## Given problem
Find every line with the string "questions" in it, count them, and reply with that count only.

## Available records
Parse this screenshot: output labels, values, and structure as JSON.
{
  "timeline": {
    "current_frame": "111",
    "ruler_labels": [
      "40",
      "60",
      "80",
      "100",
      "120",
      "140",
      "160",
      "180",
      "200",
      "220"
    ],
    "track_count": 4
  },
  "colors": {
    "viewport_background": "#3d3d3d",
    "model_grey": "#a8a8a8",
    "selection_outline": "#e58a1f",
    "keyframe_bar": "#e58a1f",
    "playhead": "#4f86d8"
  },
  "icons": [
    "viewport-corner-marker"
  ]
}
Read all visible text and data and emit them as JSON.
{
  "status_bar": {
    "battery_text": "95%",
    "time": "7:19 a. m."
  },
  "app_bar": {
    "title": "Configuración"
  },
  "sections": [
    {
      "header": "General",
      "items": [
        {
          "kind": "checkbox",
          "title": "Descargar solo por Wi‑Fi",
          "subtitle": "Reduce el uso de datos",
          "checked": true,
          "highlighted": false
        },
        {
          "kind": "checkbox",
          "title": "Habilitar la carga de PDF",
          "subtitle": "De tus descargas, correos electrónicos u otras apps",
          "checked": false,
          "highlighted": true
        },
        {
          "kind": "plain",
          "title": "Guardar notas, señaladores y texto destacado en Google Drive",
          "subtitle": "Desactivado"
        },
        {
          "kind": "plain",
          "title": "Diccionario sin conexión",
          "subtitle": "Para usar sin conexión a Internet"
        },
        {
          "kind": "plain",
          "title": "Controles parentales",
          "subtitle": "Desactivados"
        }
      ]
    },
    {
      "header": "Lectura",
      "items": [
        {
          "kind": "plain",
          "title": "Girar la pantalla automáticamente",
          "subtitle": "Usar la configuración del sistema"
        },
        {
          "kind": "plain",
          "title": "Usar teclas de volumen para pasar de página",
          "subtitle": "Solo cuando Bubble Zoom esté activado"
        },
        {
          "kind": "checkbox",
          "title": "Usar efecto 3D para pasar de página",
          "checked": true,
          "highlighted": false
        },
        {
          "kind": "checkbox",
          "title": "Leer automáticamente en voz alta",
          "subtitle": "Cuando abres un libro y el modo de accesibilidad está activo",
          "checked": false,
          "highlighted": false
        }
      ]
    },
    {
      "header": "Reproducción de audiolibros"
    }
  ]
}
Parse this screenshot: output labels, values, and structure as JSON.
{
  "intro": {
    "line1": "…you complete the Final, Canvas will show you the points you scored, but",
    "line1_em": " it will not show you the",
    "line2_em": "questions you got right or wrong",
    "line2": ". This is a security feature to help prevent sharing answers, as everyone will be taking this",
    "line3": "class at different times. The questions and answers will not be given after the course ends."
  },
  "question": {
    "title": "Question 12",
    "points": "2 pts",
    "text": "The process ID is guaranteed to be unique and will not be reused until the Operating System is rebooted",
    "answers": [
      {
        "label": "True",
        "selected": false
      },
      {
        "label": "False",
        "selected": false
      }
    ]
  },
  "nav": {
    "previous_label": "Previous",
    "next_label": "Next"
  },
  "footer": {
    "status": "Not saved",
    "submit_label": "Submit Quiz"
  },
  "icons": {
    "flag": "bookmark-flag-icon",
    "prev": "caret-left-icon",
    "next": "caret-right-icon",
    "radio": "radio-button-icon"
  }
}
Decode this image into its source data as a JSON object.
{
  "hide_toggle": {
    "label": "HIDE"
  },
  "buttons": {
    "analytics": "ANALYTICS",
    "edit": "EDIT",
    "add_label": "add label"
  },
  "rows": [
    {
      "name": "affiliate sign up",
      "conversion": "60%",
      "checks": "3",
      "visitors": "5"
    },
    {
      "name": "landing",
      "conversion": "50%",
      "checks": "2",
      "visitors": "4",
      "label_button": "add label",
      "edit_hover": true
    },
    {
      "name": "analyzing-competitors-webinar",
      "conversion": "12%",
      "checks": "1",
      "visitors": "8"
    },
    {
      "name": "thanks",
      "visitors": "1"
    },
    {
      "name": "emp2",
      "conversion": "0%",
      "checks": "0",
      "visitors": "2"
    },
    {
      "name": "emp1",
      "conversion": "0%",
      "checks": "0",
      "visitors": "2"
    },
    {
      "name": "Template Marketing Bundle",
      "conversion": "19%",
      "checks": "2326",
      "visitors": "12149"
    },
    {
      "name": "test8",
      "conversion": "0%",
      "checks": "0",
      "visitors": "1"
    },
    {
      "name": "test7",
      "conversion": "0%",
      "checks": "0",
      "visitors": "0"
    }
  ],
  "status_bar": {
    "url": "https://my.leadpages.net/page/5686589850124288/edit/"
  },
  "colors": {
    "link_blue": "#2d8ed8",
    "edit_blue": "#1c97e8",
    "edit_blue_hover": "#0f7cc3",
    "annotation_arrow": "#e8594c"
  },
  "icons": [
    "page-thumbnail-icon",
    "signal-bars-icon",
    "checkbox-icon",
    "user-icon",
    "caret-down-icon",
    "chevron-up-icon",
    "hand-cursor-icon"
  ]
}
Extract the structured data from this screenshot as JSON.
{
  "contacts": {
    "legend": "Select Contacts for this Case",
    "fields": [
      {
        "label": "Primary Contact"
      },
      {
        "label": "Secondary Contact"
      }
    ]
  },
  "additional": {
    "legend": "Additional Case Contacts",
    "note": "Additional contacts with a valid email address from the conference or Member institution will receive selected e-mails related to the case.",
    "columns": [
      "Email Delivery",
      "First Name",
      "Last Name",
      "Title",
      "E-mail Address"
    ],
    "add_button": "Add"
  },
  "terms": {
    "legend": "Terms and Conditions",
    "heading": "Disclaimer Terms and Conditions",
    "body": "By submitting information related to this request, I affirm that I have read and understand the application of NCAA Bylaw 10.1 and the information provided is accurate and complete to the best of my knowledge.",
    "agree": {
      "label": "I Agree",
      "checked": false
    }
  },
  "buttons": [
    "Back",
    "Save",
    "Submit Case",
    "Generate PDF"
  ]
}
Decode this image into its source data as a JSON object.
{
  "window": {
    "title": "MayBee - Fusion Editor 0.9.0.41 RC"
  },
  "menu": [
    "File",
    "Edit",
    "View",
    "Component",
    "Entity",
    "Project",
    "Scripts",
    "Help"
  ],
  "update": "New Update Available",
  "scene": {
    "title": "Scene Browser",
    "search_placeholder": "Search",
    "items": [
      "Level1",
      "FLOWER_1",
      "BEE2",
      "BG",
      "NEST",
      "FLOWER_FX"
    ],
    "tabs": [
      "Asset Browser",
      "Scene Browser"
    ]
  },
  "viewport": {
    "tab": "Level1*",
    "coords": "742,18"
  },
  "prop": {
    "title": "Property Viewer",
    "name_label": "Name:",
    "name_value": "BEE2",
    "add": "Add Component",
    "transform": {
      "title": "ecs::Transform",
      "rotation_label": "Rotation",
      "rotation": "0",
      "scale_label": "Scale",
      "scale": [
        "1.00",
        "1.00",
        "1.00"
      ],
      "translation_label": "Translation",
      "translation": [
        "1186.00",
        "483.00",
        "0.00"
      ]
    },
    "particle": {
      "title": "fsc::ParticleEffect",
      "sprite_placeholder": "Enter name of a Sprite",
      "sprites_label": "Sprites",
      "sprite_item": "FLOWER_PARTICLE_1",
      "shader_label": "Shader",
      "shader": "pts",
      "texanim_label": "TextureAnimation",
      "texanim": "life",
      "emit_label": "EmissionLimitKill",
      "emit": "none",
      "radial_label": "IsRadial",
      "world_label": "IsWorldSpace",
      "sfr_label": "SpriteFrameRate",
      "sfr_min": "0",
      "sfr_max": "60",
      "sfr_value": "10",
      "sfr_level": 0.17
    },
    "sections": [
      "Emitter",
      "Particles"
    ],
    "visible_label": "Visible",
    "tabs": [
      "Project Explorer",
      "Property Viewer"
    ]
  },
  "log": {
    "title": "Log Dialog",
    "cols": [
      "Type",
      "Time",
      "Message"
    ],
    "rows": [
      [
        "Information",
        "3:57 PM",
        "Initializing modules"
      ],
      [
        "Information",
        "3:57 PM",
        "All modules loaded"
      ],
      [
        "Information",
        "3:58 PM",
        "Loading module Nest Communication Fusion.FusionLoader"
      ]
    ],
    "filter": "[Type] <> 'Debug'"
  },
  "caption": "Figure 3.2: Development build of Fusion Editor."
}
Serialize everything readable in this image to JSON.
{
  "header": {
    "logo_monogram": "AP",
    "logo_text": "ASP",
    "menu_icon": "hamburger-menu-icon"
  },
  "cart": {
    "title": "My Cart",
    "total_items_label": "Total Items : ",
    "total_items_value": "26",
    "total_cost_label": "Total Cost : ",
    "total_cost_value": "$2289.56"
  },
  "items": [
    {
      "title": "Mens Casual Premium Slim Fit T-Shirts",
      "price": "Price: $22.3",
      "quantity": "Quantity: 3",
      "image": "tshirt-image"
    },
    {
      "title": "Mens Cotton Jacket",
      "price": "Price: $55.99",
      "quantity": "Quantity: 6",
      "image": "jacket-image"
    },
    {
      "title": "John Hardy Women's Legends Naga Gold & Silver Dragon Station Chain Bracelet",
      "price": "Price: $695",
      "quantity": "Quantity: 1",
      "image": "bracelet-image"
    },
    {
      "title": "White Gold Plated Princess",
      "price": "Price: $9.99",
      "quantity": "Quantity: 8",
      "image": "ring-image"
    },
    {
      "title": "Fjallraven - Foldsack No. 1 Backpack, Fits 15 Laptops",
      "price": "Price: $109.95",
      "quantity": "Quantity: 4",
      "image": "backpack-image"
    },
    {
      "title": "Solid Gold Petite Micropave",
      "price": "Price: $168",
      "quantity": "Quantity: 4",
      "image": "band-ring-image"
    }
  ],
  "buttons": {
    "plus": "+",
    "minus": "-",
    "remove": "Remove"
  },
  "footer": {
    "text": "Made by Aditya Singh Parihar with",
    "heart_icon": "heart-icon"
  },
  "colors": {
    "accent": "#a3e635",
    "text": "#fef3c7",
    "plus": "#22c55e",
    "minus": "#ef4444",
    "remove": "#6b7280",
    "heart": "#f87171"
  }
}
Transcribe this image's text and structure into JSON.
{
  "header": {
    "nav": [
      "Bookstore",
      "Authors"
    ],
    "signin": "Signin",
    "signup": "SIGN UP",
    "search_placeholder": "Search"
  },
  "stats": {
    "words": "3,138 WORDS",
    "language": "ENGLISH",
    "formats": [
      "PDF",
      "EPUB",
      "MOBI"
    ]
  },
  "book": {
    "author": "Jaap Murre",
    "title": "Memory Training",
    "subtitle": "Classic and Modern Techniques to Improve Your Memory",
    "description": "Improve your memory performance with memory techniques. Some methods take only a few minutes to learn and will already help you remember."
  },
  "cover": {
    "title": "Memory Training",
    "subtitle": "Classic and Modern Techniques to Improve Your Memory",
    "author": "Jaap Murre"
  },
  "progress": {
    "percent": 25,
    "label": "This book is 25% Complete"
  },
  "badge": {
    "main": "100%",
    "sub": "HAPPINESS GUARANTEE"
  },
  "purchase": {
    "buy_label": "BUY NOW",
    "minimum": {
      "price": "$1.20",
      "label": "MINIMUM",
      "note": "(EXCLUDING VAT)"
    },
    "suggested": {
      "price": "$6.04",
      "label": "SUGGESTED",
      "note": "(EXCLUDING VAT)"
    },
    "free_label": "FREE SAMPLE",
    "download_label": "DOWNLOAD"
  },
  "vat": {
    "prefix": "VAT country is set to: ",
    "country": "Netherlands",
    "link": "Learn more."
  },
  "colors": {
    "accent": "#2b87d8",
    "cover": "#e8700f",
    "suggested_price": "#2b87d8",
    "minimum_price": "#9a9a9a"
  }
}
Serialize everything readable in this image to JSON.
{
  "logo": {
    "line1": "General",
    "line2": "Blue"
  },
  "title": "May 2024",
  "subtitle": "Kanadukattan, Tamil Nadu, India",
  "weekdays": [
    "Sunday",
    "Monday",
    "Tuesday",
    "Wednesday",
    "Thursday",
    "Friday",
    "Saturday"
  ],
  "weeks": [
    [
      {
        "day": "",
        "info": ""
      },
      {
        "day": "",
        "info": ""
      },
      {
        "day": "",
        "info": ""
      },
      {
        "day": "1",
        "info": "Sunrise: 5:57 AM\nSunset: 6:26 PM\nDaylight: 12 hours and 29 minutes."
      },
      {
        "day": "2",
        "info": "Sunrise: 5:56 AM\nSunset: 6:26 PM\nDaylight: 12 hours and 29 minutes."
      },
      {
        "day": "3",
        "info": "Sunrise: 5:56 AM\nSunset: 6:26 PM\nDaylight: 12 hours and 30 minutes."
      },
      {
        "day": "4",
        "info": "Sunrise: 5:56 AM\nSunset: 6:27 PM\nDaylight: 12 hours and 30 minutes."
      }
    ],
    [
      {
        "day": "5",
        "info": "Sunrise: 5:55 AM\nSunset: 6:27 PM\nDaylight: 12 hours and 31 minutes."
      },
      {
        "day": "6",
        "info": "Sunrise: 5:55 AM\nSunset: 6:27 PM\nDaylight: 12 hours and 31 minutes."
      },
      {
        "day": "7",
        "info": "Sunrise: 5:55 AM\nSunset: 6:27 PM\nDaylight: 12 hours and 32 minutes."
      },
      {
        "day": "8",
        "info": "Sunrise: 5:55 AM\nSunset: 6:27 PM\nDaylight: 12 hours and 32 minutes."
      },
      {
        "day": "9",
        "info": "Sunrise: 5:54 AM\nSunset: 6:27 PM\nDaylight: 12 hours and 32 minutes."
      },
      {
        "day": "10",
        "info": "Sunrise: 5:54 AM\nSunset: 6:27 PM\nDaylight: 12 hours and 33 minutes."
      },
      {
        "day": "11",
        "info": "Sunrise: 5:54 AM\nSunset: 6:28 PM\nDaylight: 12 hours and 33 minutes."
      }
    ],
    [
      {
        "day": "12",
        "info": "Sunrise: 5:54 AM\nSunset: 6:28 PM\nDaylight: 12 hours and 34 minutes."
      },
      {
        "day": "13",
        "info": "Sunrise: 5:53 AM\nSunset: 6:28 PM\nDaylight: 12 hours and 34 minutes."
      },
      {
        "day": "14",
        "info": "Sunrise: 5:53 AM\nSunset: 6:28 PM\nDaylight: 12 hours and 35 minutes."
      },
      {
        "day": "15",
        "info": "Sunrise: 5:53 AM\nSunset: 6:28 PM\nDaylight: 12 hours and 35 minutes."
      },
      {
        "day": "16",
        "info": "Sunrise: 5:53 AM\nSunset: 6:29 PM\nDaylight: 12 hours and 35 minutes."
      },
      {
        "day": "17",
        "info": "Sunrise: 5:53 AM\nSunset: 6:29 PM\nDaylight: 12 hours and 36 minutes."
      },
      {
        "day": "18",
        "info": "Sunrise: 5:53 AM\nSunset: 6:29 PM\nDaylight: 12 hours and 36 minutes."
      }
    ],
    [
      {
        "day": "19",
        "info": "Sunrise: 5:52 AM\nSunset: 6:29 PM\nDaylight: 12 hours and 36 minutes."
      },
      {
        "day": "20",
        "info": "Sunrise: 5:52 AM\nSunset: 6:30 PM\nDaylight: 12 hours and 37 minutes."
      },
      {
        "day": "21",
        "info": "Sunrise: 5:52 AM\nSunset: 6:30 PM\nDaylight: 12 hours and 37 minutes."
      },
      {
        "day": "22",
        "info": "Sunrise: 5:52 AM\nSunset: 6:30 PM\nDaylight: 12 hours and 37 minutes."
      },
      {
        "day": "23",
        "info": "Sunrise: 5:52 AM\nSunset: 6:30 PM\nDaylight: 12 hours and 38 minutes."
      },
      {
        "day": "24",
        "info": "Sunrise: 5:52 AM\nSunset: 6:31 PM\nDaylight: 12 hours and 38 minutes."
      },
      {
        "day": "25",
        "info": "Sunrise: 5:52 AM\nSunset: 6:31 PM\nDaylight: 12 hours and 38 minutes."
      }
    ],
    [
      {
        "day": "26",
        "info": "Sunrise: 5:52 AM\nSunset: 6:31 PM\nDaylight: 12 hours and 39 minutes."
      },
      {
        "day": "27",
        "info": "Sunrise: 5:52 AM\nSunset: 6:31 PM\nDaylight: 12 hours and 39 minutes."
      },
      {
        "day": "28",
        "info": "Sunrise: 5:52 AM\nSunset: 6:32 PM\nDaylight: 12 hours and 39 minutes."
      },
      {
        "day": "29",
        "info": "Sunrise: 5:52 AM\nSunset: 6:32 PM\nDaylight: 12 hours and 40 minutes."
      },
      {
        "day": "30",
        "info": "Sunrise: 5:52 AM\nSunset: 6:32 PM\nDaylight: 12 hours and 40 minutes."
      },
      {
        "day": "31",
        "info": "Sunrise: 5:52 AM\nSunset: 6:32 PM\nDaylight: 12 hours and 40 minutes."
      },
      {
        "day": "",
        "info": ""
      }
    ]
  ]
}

## Solved problem
2